SUPPLIED RECORDS:
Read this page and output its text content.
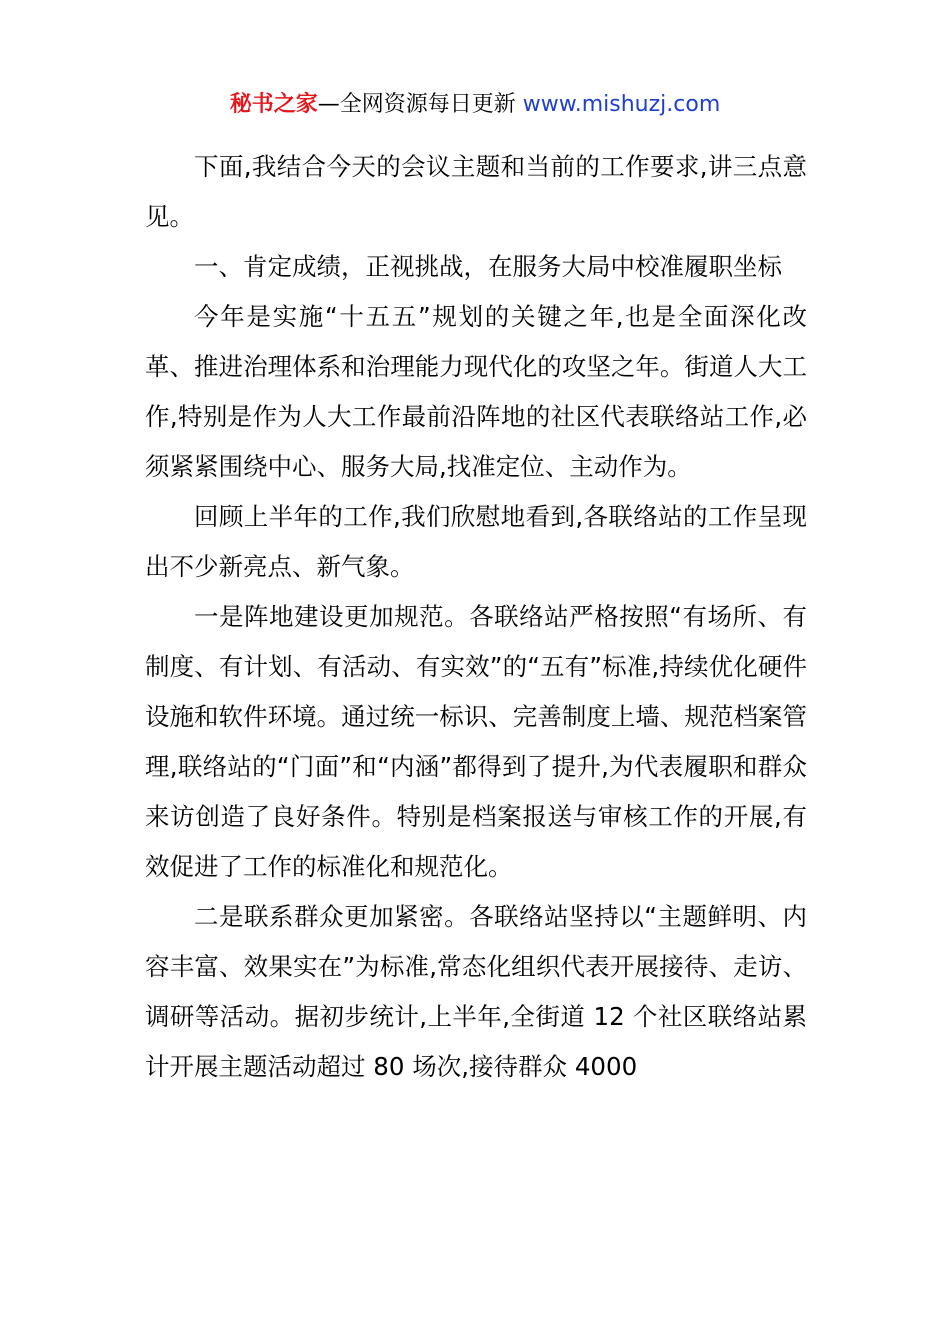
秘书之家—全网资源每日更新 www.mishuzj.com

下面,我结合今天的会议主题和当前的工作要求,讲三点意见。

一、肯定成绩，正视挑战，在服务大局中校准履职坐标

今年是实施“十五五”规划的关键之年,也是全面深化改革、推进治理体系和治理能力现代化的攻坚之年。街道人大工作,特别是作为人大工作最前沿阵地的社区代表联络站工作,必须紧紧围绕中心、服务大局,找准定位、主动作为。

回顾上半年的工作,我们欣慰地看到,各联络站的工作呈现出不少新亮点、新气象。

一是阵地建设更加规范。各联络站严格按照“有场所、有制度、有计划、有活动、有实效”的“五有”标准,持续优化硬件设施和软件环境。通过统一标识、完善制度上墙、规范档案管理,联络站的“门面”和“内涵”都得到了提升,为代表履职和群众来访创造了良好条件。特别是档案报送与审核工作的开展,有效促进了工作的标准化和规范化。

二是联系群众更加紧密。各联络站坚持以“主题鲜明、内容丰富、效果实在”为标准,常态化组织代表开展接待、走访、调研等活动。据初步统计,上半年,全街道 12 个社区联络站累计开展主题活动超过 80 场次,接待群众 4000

EXERCISE DIRECTIONS:
Restate the entire listing word for word, excluding pictures.

SOLUTION TO THIS EXERCISE:
Read this page and output its text content.
秘书之家—全网资源每日更新 www.mishuzj.com

下面,我结合今天的会议主题和当前的工作要求,讲三点意见。

一、肯定成绩，正视挑战，在服务大局中校准履职坐标

今年是实施“十五五”规划的关键之年,也是全面深化改革、推进治理体系和治理能力现代化的攻坚之年。街道人大工作,特别是作为人大工作最前沿阵地的社区代表联络站工作,必须紧紧围绕中心、服务大局,找准定位、主动作为。

回顾上半年的工作,我们欣慰地看到,各联络站的工作呈现出不少新亮点、新气象。

一是阵地建设更加规范。各联络站严格按照“有场所、有制度、有计划、有活动、有实效”的“五有”标准,持续优化硬件设施和软件环境。通过统一标识、完善制度上墙、规范档案管理,联络站的“门面”和“内涵”都得到了提升,为代表履职和群众来访创造了良好条件。特别是档案报送与审核工作的开展,有效促进了工作的标准化和规范化。

二是联系群众更加紧密。各联络站坚持以“主题鲜明、内容丰富、效果实在”为标准,常态化组织代表开展接待、走访、调研等活动。据初步统计,上半年,全街道 12 个社区联络站累计开展主题活动超过 80 场次,接待群众 4000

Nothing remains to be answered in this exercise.